▸ Selected excerpt:
================================
To force all HTTP requests to redirect to HTTPS, add a server rewrite rule that checks whether the connection is secure and issues a 301 permanent redirect when it is not. The configurations below achieve this on both IIS and Apache while preserving the original URL path and query string. They also include an exclusion for the .well-known directory used by ACME certificate validation services such as Let's Encrypt.
Every site using an SSL certificate should enforce this behavior. Without it, visitors can still reach the insecure HTTP version, analytics data becomes fragmented, and search engines may not treat the HTTPS version as canonical.
#Why Enforce HTTPS Redirects
HTTPS encrypts all data between the browser and server, preventing interception and tampering. A server-enforced redirect ensures every visitor uses the encrypted channel. It also consolidates SEO signals to a single secure URL, avoids duplicate-content penalties, and satisfies browser security indicators that mark plain HTTP sites as unsafe.
#Prerequisites
- A valid SSL/TLS certificate installed and bound to your domain
- Access to edit files in the website root directory
- URL Rewrite module enabled for IIS web.config rules
- mod_rewrite available for Apache or Helicon Ape .htaccess files
#IIS Configuration with URL Rewrite
Edit or create web.config in the site root. Insert the rewrite rules inside the system.webServer element. The first rule bypasses redirection for Let's Encrypt validation requests. The second rule matches all other HTTP traffic and redirects permanently to the HTTPS equivalent.
<rewrite>
<rules>
<rule name="ACME / Let's Encrypt Verification" stopProcessing="true">
<match url="^\.well-known(.*)" />
<action type="None" />
</rule>
<rule name="HTTP to HTTPS Redirect" stopProcessing="true">
<match url="(.*)" />
<conditions>
<add input="{HTTPS}" pattern="off" ignoreCase="true" />
</conditions>
<action type="Redirect" redirectType="Permanent" url="https://{HTTP_HOST}/{R:1}" />
</rule>
</rules>
</rewrite>
The stopProcessing attribute prevents further rules from firing after a match. The {R:1} backreference captures the original path so it is appended correctly to the HTTPS URL.
================================
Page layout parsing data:
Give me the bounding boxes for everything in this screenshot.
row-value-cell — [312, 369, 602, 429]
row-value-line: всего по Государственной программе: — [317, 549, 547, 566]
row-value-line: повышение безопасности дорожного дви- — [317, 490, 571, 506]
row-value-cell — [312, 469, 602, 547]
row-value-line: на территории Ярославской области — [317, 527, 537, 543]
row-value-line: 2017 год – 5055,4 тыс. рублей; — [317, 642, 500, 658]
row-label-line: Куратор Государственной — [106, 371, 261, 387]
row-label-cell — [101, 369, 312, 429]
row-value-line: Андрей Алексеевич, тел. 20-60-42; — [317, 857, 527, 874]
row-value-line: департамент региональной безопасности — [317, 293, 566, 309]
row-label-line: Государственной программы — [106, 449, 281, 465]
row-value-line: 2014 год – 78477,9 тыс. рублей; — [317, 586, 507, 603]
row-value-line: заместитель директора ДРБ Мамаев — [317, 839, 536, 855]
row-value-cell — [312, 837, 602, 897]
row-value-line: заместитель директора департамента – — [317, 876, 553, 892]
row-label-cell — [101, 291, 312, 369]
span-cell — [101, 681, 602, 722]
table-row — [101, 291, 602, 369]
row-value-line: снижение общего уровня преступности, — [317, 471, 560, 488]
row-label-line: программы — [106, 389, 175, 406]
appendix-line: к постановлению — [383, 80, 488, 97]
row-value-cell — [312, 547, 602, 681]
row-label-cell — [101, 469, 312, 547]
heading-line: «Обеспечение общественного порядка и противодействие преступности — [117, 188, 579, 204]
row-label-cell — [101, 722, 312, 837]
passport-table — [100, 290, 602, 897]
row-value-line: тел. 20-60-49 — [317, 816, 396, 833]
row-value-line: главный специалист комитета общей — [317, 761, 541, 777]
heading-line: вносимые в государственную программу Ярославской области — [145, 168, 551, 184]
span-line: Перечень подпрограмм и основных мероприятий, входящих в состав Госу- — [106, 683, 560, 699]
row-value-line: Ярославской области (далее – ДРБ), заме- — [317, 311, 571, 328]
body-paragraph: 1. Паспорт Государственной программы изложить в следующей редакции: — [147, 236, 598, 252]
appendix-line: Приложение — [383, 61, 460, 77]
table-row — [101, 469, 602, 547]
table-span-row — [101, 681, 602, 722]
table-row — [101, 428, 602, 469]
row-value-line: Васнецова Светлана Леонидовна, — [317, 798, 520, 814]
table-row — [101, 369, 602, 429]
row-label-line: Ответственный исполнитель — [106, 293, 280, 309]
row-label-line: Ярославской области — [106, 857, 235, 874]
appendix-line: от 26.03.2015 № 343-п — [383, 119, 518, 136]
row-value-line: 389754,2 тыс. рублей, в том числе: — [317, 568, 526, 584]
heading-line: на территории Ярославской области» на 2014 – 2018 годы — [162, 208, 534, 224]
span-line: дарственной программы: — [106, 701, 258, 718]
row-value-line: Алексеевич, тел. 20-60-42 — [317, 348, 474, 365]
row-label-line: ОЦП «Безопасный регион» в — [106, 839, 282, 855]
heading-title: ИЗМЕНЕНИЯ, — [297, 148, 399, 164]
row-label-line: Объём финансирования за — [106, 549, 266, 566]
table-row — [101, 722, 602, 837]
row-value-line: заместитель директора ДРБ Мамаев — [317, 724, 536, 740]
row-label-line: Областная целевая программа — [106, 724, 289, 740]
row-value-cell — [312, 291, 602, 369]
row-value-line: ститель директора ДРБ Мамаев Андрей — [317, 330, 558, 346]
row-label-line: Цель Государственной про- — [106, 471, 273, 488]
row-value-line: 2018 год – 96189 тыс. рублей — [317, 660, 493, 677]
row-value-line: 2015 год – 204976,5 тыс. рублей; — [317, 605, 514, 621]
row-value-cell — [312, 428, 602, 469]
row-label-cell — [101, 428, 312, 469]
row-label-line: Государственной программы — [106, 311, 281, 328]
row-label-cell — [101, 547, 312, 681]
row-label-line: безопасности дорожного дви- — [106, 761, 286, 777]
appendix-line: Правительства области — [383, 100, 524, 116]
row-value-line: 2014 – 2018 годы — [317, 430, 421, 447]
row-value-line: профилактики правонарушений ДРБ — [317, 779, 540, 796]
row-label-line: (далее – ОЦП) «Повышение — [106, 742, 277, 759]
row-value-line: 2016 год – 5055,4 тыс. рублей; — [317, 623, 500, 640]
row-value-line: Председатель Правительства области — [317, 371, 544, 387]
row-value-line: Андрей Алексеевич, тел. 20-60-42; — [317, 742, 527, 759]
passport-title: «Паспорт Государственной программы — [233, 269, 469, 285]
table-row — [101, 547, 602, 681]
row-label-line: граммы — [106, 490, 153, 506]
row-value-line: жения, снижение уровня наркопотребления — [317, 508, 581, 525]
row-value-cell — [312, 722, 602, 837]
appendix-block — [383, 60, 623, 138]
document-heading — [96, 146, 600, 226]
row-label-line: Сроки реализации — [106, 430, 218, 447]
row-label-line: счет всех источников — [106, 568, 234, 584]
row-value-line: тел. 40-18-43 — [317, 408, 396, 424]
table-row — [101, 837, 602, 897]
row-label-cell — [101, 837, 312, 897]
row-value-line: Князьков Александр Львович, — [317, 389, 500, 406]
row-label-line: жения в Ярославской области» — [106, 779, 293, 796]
================================
▸ Explore the material:
1) According to the HTTPS redirect guide, what does the stopProcessing attribute do?
2) Extend the HTTPS redirect guide from the end of its current text.
The page layout parsing data come from a separate source, unrelated to the HTTPS redirect guide.

▸ Answers by task:
1) It prevents further rules from firing after a match.

2)
#Helicon Ape .htaccess on IIS
When using Helicon Ape for Apache-compatible behavior on IIS, add the following lines to the .htaccess file in your wwwroot directory. Place them immediately after the RewriteEngine On directive.
RewriteEngine On
RewriteCond %{HTTPS} !on
RewriteRule (.*) https://%{HTTP_HOST}%{REQUEST_URI}
#Apache .htaccess Configuration
On Apache servers the syntax is identical. Add the same directives to the site's root .htaccess file directly under RewriteEngine On. Ensure the mod_rewrite module is loaded in the server configuration.
RewriteEngine On
RewriteCond %{HTTPS} !on
RewriteRule (.*) https://%{HTTP_HOST}%{REQUEST_URI}
#Testing and Common Pitfalls
Clear browser cache then request the HTTP version of any page. Confirm the browser lands on the HTTPS URL and that developer tools show a 301 status. Test certificate renewal paths under /.well-known/acme-challenge to verify the exclusion works.
- Conflicting redirect logic inside application code or CMS plugins can create loops; review those after server rules are in place
- Mixed-content warnings occur when page resources still reference HTTP URLs; update them to protocol-relative or full HTTPS links
After deployment, monitor access logs for repeated redirect errors and adjust conditions if your environment uses a proxy that requires checking HTTP_X_FORWARDED_PROTO. This single change provides immediate security and SEO benefits across all site traffic.